━━ Extracted entries ━━

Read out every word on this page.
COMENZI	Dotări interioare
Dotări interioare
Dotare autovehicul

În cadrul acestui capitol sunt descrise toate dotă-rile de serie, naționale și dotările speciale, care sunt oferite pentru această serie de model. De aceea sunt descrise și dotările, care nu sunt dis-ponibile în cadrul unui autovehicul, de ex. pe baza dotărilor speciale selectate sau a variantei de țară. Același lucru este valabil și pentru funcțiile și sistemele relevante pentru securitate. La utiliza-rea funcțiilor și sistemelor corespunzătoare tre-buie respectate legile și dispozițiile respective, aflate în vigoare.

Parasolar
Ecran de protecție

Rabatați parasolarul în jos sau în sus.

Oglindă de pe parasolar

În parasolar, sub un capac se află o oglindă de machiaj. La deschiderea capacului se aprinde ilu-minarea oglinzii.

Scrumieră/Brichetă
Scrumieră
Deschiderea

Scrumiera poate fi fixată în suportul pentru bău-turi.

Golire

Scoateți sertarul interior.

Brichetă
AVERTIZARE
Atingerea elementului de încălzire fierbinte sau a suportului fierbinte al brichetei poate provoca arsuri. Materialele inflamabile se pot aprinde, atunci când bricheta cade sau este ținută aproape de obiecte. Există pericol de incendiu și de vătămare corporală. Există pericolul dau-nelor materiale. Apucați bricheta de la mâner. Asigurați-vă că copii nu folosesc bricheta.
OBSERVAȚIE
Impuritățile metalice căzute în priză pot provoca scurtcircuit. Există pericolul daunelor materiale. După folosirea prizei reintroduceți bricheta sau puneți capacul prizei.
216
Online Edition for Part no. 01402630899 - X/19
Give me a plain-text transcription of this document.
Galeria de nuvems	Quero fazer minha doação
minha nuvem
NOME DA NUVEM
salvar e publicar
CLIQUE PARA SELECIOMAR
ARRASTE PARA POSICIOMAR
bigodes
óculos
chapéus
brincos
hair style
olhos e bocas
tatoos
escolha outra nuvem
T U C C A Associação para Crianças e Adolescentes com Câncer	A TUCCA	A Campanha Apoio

━━━

Write each line above out exactly.

Solution to the problem:
Read out every word on this page.
COMENZI	Dotări interioare
Dotări interioare
Dotare autovehicul

În cadrul acestui capitol sunt descrise toate dotă-rile de serie, naționale și dotările speciale, care sunt oferite pentru această serie de model. De aceea sunt descrise și dotările, care nu sunt dis-ponibile în cadrul unui autovehicul, de ex. pe baza dotărilor speciale selectate sau a variantei de țară. Același lucru este valabil și pentru funcțiile și sistemele relevante pentru securitate. La utiliza-rea funcțiilor și sistemelor corespunzătoare tre-buie respectate legile și dispozițiile respective, aflate în vigoare.

Parasolar
Ecran de protecție

Rabatați parasolarul în jos sau în sus.

Oglindă de pe parasolar

În parasolar, sub un capac se află o oglindă de machiaj. La deschiderea capacului se aprinde ilu-minarea oglinzii.

Scrumieră/Brichetă
Scrumieră
Deschiderea

Scrumiera poate fi fixată în suportul pentru bău-turi.

Golire

Scoateți sertarul interior.

Brichetă
AVERTIZARE
Atingerea elementului de încălzire fierbinte sau a suportului fierbinte al brichetei poate provoca arsuri. Materialele inflamabile se pot aprinde, atunci când bricheta cade sau este ținută aproape de obiecte. Există pericol de incendiu și de vătămare corporală. Există pericolul dau-nelor materiale. Apucați bricheta de la mâner. Asigurați-vă că copii nu folosesc bricheta.
OBSERVAȚIE
Impuritățile metalice căzute în priză pot provoca scurtcircuit. Există pericolul daunelor materiale. După folosirea prizei reintroduceți bricheta sau puneți capacul prizei.
216
Online Edition for Part no. 01402630899 - X/19
Give me a plain-text transcription of this document.
Galeria de nuvems	Quero fazer minha doação
minha nuvem
NOME DA NUVEM
salvar e publicar
CLIQUE PARA SELECIOMAR
ARRASTE PARA POSICIOMAR
bigodes
óculos
chapéus
brincos
hair style
olhos e bocas
tatoos
escolha outra nuvem
T U C C A Associação para Crianças e Adolescentes com Câncer	A TUCCA	A Campanha Apoio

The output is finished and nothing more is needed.